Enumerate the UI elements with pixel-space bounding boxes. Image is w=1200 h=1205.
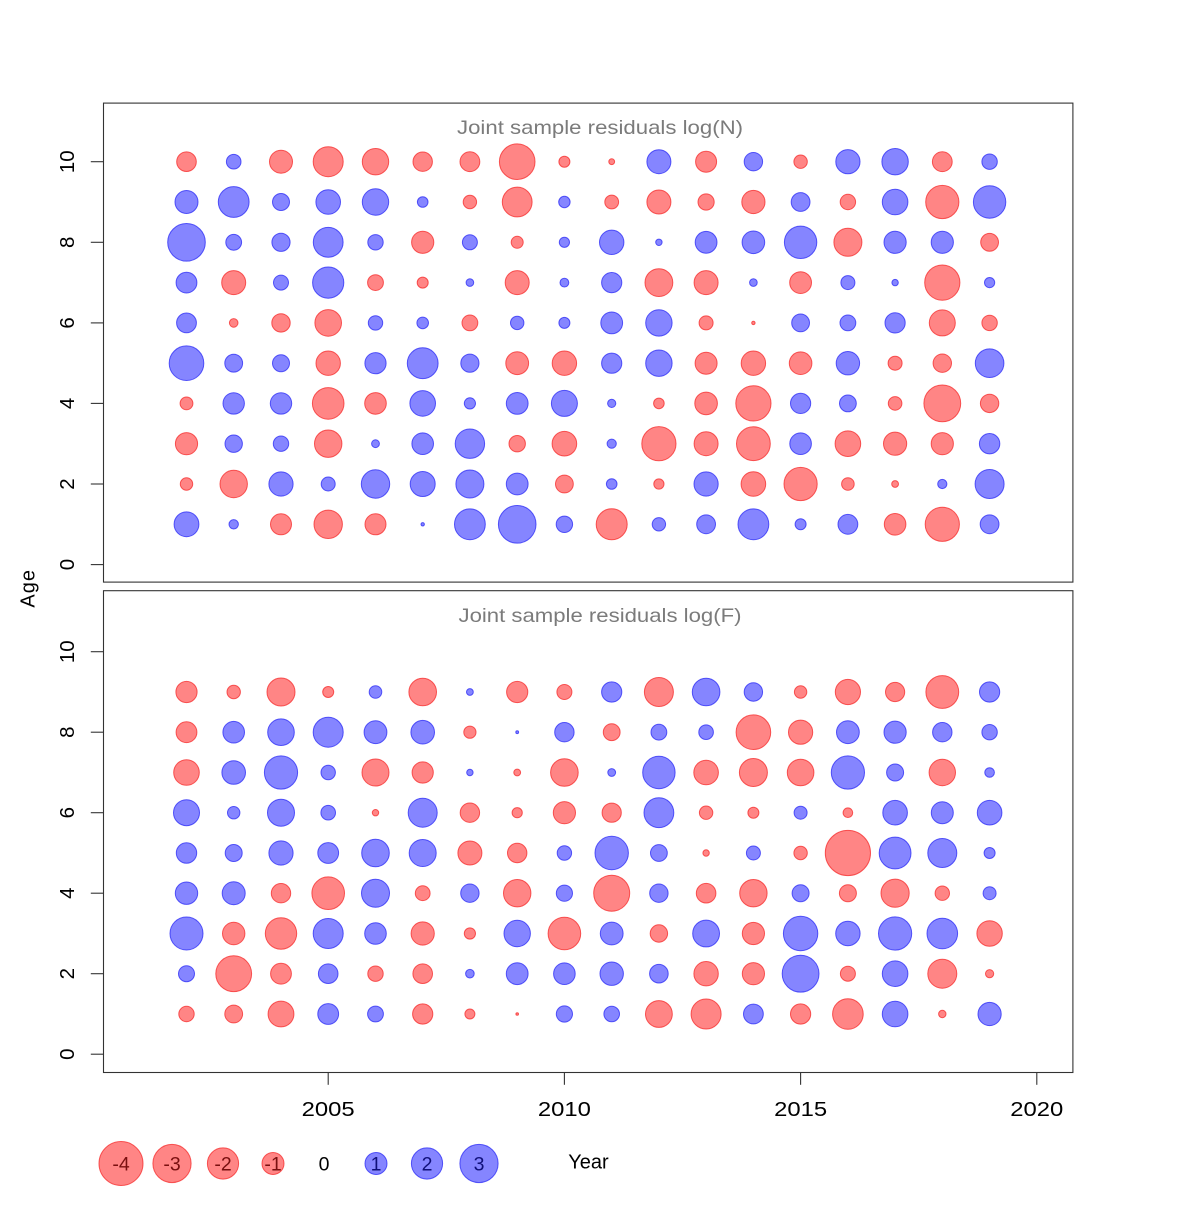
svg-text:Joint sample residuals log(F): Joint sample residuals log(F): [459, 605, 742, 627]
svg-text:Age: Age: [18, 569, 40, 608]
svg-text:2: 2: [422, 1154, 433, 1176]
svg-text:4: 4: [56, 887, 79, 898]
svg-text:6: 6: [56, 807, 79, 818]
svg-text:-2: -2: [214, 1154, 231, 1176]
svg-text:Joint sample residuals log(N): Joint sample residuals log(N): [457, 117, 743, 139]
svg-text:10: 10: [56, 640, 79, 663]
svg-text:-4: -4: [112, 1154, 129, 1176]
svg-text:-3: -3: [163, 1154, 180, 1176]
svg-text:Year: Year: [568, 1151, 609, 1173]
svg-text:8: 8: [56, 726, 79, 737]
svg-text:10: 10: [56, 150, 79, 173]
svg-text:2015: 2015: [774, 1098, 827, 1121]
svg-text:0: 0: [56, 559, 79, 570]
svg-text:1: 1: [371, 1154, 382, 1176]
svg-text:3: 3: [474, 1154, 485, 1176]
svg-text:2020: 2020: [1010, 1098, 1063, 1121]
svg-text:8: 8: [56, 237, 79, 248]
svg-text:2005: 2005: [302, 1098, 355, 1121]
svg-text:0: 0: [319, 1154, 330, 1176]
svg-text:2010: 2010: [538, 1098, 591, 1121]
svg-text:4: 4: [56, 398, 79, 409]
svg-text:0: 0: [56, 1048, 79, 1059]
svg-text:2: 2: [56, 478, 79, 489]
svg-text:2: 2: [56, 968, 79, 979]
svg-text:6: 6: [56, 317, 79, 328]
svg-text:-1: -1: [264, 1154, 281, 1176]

+===+

**Objective**
Please give every line of the records above as a JSON list of strings, one string per line, with blank lines and pictures left out.

**Result of this exercise**
[
  "Enumerate the UI elements with pixel-space bounding boxes. Image is w=1200 h=1205.",
  "svg-text:Joint sample residuals log(F): Joint sample residuals log(F): [459, 605, 742, 627]",
  "svg-text:Age: Age: [18, 569, 40, 608]",
  "svg-text:2: 2: [422, 1154, 433, 1176]",
  "svg-text:4: 4: [56, 887, 79, 898]",
  "svg-text:6: 6: [56, 807, 79, 818]",
  "svg-text:-2: -2: [214, 1154, 231, 1176]",
  "svg-text:Joint sample residuals log(N): Joint sample residuals log(N): [457, 117, 743, 139]",
  "svg-text:10: 10: [56, 640, 79, 663]",
  "svg-text:-4: -4: [112, 1154, 129, 1176]",
  "svg-text:-3: -3: [163, 1154, 180, 1176]",
  "svg-text:Year: Year: [568, 1151, 609, 1173]",
  "svg-text:8: 8: [56, 726, 79, 737]",
  "svg-text:10: 10: [56, 150, 79, 173]",
  "svg-text:2015: 2015: [774, 1098, 827, 1121]",
  "svg-text:0: 0: [56, 559, 79, 570]",
  "svg-text:1: 1: [371, 1154, 382, 1176]",
  "svg-text:3: 3: [474, 1154, 485, 1176]",
  "svg-text:2020: 2020: [1010, 1098, 1063, 1121]",
  "svg-text:8: 8: [56, 237, 79, 248]",
  "svg-text:2005: 2005: [302, 1098, 355, 1121]",
  "svg-text:0: 0: [319, 1154, 330, 1176]",
  "svg-text:2010: 2010: [538, 1098, 591, 1121]",
  "svg-text:4: 4: [56, 398, 79, 409]",
  "svg-text:0: 0: [56, 1048, 79, 1059]",
  "svg-text:2: 2: [56, 478, 79, 489]",
  "svg-text:2: 2: [56, 968, 79, 979]",
  "svg-text:6: 6: [56, 317, 79, 328]",
  "svg-text:-1: -1: [264, 1154, 281, 1176]"
]